Instructions for the task
In the records below, change every occurrence of "partition-usage-fill" to "partition-usage-level" and leave everything else unchanged. Omit the pictures from your answer.

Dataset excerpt
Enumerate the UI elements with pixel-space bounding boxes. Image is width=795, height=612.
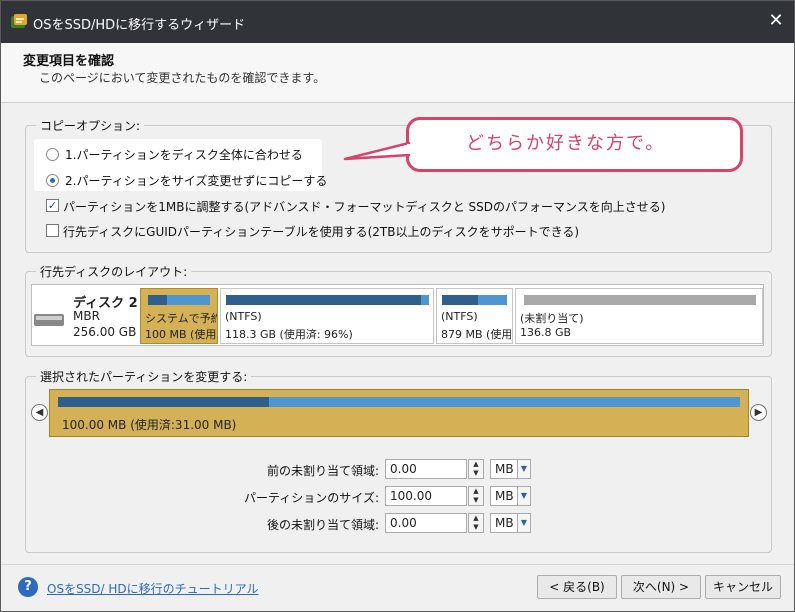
scroll-right-icon[interactable]: ▶ — [750, 404, 767, 421]
partition-label: システムで予約 — [145, 312, 217, 325]
partition-usage-bar — [524, 295, 756, 305]
partition-label: (NTFS) — [441, 310, 478, 323]
partition-size: 100 MB (使用 — [145, 328, 217, 341]
partition-label: (未割り当て) — [520, 312, 584, 325]
partition-usage-bar — [442, 295, 507, 305]
wizard-window: OSをSSD/HDに移行するウィザード ✕ 変更項目を確認 このページにおいて変… — [0, 0, 795, 612]
partition-usage-fill — [524, 295, 756, 305]
radio-fit-disk-label[interactable]: 1.パーティションをディスク全体に合わせる — [65, 146, 303, 163]
partition-size-input[interactable]: 100.00 — [385, 486, 467, 506]
align-1mb-label[interactable]: パーティションを1MBに調整する(アドバンスド・フォーマットディスクと SSDの… — [63, 198, 665, 215]
hard-drive-icon — [34, 314, 64, 326]
selected-partition-legend: 選択されたパーティションを変更する: — [36, 368, 252, 385]
window-title: OSをSSD/HDに移行するウィザード — [33, 18, 246, 33]
partition-system-reserved[interactable]: システムで予約 100 MB (使用 — [140, 288, 218, 344]
radio-no-resize-label[interactable]: 2.パーティションをサイズ変更せずにコピーする — [65, 172, 327, 189]
partition-ntfs-recovery[interactable]: (NTFS) 879 MB (使用 — [436, 288, 513, 344]
close-icon[interactable]: ✕ — [766, 11, 786, 31]
before-unallocated-input[interactable]: 0.00 — [385, 459, 467, 479]
before-unallocated-stepper[interactable]: ▲ ▼ — [468, 459, 484, 479]
callout-text: どちらか好きな方で。 — [466, 133, 666, 154]
partition-usage-bar — [148, 295, 210, 305]
spin-down-icon[interactable]: ▼ — [469, 469, 483, 478]
partition-size: 118.3 GB (使用済: 96%) — [225, 328, 353, 341]
page-header: 変更項目を確認 このページにおいて変更されたものを確認できます。 — [1, 43, 794, 103]
chevron-down-icon[interactable]: ▼ — [517, 486, 531, 506]
disk-type: MBR — [73, 309, 100, 323]
partition-size-stepper[interactable]: ▲ ▼ — [468, 486, 484, 506]
spin-down-icon[interactable]: ▼ — [469, 523, 483, 532]
partition-usage-fill — [442, 295, 478, 305]
chevron-down-icon[interactable]: ▼ — [517, 513, 531, 533]
partition-usage-fill — [226, 295, 421, 305]
title-bar: OSをSSD/HDに移行するウィザード ✕ — [1, 1, 794, 43]
partition-usage-fill — [148, 295, 168, 305]
spin-up-icon[interactable]: ▲ — [469, 487, 483, 496]
chevron-down-icon[interactable]: ▼ — [517, 459, 531, 479]
partition-size: 879 MB (使用 — [441, 328, 511, 341]
partition-label: (NTFS) — [225, 310, 262, 323]
copy-options-legend: コピーオプション: — [36, 117, 145, 134]
partition-unallocated[interactable]: (未割り当て) 136.8 GB — [515, 288, 763, 344]
selected-partition-text: 100.00 MB (使用済:31.00 MB) — [62, 418, 237, 432]
after-unallocated-stepper[interactable]: ▲ ▼ — [468, 513, 484, 533]
disk-layout-legend: 行先ディスクのレイアウト: — [36, 263, 192, 280]
after-unallocated-label: 後の未割り当て領域: — [266, 518, 379, 532]
callout-pointer — [343, 141, 411, 161]
guid-label[interactable]: 行先ディスクにGUIDパーティションテーブルを使用する(2TB以上のディスクをサ… — [63, 223, 579, 240]
app-icon — [11, 14, 27, 28]
scroll-left-icon[interactable]: ◀ — [31, 404, 48, 421]
partition-usage-bar — [226, 295, 429, 305]
selected-usage-fill — [58, 397, 270, 407]
disk-size: 256.00 GB — [73, 325, 137, 339]
partition-size: 136.8 GB — [520, 326, 572, 339]
align-1mb-checkbox[interactable]: ✓ — [46, 199, 59, 212]
spin-up-icon[interactable]: ▲ — [469, 514, 483, 523]
radio-no-resize[interactable] — [46, 174, 59, 187]
after-unallocated-input[interactable]: 0.00 — [385, 513, 467, 533]
selected-partition-bar[interactable]: 100.00 MB (使用済:31.00 MB) — [49, 389, 749, 437]
cancel-button[interactable]: キャンセル — [705, 575, 781, 599]
radio-fit-disk[interactable] — [46, 148, 59, 161]
page-subtitle: このページにおいて変更されたものを確認できます。 — [39, 71, 326, 85]
help-icon[interactable]: ? — [18, 577, 38, 597]
partition-size-label: パーティションのサイズ: — [244, 491, 379, 505]
guid-checkbox[interactable] — [46, 224, 59, 237]
spin-down-icon[interactable]: ▼ — [469, 496, 483, 505]
selected-usage-bar — [58, 397, 740, 407]
spin-up-icon[interactable]: ▲ — [469, 460, 483, 469]
page-title: 変更項目を確認 — [23, 54, 115, 69]
next-button[interactable]: 次へ(N) > — [621, 575, 701, 599]
tutorial-link[interactable]: OSをSSD/ HDに移行のチュートリアル — [47, 580, 259, 597]
before-unallocated-label: 前の未割り当て領域: — [266, 464, 379, 478]
partition-ntfs-main[interactable]: (NTFS) 118.3 GB (使用済: 96%) — [220, 288, 434, 344]
back-button[interactable]: < 戻る(B) — [537, 575, 617, 599]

Solution to this exercise
Enumerate the UI elements with pixel-space bounding boxes. Image is width=795, height=612.
scroll-right-icon[interactable]: ▶ — [750, 404, 767, 421]
partition-label: システムで予約 — [145, 312, 217, 325]
partition-usage-bar — [524, 295, 756, 305]
partition-label: (NTFS) — [441, 310, 478, 323]
partition-size: 100 MB (使用 — [145, 328, 217, 341]
partition-label: (未割り当て) — [520, 312, 584, 325]
partition-usage-bar — [442, 295, 507, 305]
wizard-window: OSをSSD/HDに移行するウィザード ✕ 変更項目を確認 このページにおいて変… — [0, 0, 795, 612]
partition-usage-level — [524, 295, 756, 305]
radio-fit-disk-label[interactable]: 1.パーティションをディスク全体に合わせる — [65, 146, 303, 163]
partition-size-input[interactable]: 100.00 — [385, 486, 467, 506]
align-1mb-label[interactable]: パーティションを1MBに調整する(アドバンスド・フォーマットディスクと SSDの… — [63, 198, 665, 215]
hard-drive-icon — [34, 314, 64, 326]
selected-partition-legend: 選択されたパーティションを変更する: — [36, 368, 252, 385]
window-title: OSをSSD/HDに移行するウィザード — [33, 18, 246, 33]
partition-system-reserved[interactable]: システムで予約 100 MB (使用 — [140, 288, 218, 344]
radio-no-resize-label[interactable]: 2.パーティションをサイズ変更せずにコピーする — [65, 172, 327, 189]
partition-ntfs-recovery[interactable]: (NTFS) 879 MB (使用 — [436, 288, 513, 344]
close-icon[interactable]: ✕ — [766, 11, 786, 31]
before-unallocated-input[interactable]: 0.00 — [385, 459, 467, 479]
before-unallocated-stepper[interactable]: ▲ ▼ — [468, 459, 484, 479]
callout-text: どちらか好きな方で。 — [466, 133, 666, 154]
partition-usage-bar — [148, 295, 210, 305]
spin-down-icon[interactable]: ▼ — [469, 469, 483, 478]
partition-size: 118.3 GB (使用済: 96%) — [225, 328, 353, 341]
page-header: 変更項目を確認 このページにおいて変更されたものを確認できます。 — [1, 43, 794, 103]
chevron-down-icon[interactable]: ▼ — [517, 486, 531, 506]
disk-type: MBR — [73, 309, 100, 323]
partition-size-stepper[interactable]: ▲ ▼ — [468, 486, 484, 506]
spin-down-icon[interactable]: ▼ — [469, 523, 483, 532]
partition-usage-level — [442, 295, 478, 305]
chevron-down-icon[interactable]: ▼ — [517, 513, 531, 533]
partition-usage-level — [226, 295, 421, 305]
title-bar: OSをSSD/HDに移行するウィザード ✕ — [1, 1, 794, 43]
partition-usage-level — [148, 295, 168, 305]
spin-up-icon[interactable]: ▲ — [469, 487, 483, 496]
chevron-down-icon[interactable]: ▼ — [517, 459, 531, 479]
partition-size: 879 MB (使用 — [441, 328, 511, 341]
partition-label: (NTFS) — [225, 310, 262, 323]
copy-options-legend: コピーオプション: — [36, 117, 145, 134]
partition-unallocated[interactable]: (未割り当て) 136.8 GB — [515, 288, 763, 344]
selected-partition-text: 100.00 MB (使用済:31.00 MB) — [62, 418, 237, 432]
after-unallocated-stepper[interactable]: ▲ ▼ — [468, 513, 484, 533]
disk-layout-legend: 行先ディスクのレイアウト: — [36, 263, 192, 280]
after-unallocated-label: 後の未割り当て領域: — [266, 518, 379, 532]
callout-pointer — [343, 141, 411, 161]
guid-label[interactable]: 行先ディスクにGUIDパーティションテーブルを使用する(2TB以上のディスクをサ… — [63, 223, 579, 240]
app-icon — [11, 14, 27, 28]
scroll-left-icon[interactable]: ◀ — [31, 404, 48, 421]
partition-usage-bar — [226, 295, 429, 305]
selected-usage-fill — [58, 397, 270, 407]
disk-size: 256.00 GB — [73, 325, 137, 339]
partition-size: 136.8 GB — [520, 326, 572, 339]
align-1mb-checkbox[interactable]: ✓ — [46, 199, 59, 212]
spin-up-icon[interactable]: ▲ — [469, 514, 483, 523]
radio-no-resize[interactable] — [46, 174, 59, 187]
after-unallocated-input[interactable]: 0.00 — [385, 513, 467, 533]
selected-partition-bar[interactable]: 100.00 MB (使用済:31.00 MB) — [49, 389, 749, 437]
cancel-button[interactable]: キャンセル — [705, 575, 781, 599]
radio-fit-disk[interactable] — [46, 148, 59, 161]
page-subtitle: このページにおいて変更されたものを確認できます。 — [39, 71, 326, 85]
help-icon[interactable]: ? — [18, 577, 38, 597]
partition-size-label: パーティションのサイズ: — [244, 491, 379, 505]
guid-checkbox[interactable] — [46, 224, 59, 237]
spin-down-icon[interactable]: ▼ — [469, 496, 483, 505]
selected-usage-bar — [58, 397, 740, 407]
spin-up-icon[interactable]: ▲ — [469, 460, 483, 469]
page-title: 変更項目を確認 — [23, 54, 115, 69]
next-button[interactable]: 次へ(N) > — [621, 575, 701, 599]
tutorial-link[interactable]: OSをSSD/ HDに移行のチュートリアル — [47, 580, 259, 597]
before-unallocated-label: 前の未割り当て領域: — [266, 464, 379, 478]
partition-ntfs-main[interactable]: (NTFS) 118.3 GB (使用済: 96%) — [220, 288, 434, 344]
back-button[interactable]: < 戻る(B) — [537, 575, 617, 599]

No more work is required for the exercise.